-- Opening Marker --
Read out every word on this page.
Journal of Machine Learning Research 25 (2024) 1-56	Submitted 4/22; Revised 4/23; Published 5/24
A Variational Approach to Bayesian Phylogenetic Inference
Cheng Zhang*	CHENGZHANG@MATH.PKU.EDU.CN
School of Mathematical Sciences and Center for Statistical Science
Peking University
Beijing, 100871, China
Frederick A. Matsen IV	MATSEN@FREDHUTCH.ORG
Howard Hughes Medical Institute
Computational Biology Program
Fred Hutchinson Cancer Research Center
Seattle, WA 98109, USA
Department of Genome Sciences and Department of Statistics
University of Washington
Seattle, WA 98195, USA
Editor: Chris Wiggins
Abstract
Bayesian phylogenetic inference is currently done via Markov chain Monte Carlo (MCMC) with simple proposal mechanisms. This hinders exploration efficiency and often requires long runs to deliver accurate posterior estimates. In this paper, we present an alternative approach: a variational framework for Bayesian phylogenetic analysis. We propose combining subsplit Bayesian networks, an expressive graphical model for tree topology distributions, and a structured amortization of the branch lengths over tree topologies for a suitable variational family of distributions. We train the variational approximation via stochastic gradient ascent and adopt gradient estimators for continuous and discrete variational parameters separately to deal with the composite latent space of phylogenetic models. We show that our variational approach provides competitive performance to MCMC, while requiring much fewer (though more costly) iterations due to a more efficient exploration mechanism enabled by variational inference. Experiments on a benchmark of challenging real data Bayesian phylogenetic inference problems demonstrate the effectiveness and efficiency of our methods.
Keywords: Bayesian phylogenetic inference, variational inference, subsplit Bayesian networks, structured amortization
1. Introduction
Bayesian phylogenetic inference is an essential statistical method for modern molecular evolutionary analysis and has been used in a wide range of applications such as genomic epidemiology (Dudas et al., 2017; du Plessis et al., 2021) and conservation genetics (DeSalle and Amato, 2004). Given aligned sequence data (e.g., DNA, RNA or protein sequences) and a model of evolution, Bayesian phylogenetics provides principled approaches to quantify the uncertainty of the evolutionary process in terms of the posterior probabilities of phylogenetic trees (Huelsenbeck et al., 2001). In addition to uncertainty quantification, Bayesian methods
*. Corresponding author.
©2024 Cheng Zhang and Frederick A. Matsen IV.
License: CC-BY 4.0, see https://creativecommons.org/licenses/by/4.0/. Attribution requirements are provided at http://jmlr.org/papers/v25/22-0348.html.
-- Closing Marker --
[DESCRIPTION OF THE TASK]
How many of the lines in the data above carry the word "Zhang"? Say the number and nothing else.

[EXPECTED ANSWER]
2